» SHORT PROBLEM
Copy out exactly every line from the line containing "Output a JSON" until the records below end, inclusive of both boundary lines.

» MATERIAL SHOWN
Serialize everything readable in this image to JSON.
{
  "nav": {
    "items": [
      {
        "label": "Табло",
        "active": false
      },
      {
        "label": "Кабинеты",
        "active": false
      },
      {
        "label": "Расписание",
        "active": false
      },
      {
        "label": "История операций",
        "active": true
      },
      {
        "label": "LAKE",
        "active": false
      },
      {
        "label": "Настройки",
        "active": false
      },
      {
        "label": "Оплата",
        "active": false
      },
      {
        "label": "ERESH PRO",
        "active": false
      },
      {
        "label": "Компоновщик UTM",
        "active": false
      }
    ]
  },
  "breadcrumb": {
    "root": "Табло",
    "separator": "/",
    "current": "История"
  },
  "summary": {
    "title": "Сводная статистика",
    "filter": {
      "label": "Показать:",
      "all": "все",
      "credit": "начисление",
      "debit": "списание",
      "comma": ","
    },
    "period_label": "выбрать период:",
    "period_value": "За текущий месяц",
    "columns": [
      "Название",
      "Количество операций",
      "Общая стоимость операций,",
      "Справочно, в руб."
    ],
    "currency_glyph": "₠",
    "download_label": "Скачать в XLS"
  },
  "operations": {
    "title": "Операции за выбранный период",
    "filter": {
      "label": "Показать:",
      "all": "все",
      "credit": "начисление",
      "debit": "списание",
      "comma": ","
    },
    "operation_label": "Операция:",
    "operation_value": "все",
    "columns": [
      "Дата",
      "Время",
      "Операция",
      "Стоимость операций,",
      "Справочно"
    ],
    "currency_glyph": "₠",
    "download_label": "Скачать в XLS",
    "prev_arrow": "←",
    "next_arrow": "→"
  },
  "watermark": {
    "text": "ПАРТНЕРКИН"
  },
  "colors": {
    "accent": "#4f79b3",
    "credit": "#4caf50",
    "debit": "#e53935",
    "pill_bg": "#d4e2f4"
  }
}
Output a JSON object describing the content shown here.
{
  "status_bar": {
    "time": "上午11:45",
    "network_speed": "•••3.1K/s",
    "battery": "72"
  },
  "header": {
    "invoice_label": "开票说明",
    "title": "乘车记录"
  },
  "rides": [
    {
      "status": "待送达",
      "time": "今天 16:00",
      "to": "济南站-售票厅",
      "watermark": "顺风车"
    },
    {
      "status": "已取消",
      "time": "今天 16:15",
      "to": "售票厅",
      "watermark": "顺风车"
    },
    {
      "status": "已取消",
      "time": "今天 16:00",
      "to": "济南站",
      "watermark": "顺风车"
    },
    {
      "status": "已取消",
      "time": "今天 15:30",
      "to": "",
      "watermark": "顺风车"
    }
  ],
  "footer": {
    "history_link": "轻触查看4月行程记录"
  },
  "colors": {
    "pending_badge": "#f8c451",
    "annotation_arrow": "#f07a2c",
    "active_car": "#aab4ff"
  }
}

» RESULT
Output a JSON object describing the content shown here.
{
  "status_bar": {
    "time": "上午11:45",
    "network_speed": "•••3.1K/s",
    "battery": "72"
  },
  "header": {
    "invoice_label": "开票说明",
    "title": "乘车记录"
  },
  "rides": [
    {
      "status": "待送达",
      "time": "今天 16:00",
      "to": "济南站-售票厅",
      "watermark": "顺风车"
    },
    {
      "status": "已取消",
      "time": "今天 16:15",
      "to": "售票厅",
      "watermark": "顺风车"
    },
    {
      "status": "已取消",
      "time": "今天 16:00",
      "to": "济南站",
      "watermark": "顺风车"
    },
    {
      "status": "已取消",
      "time": "今天 15:30",
      "to": "",
      "watermark": "顺风车"
    }
  ],
  "footer": {
    "history_link": "轻触查看4月行程记录"
  },
  "colors": {
    "pending_badge": "#f8c451",
    "annotation_arrow": "#f07a2c",
    "active_car": "#aab4ff"
  }
}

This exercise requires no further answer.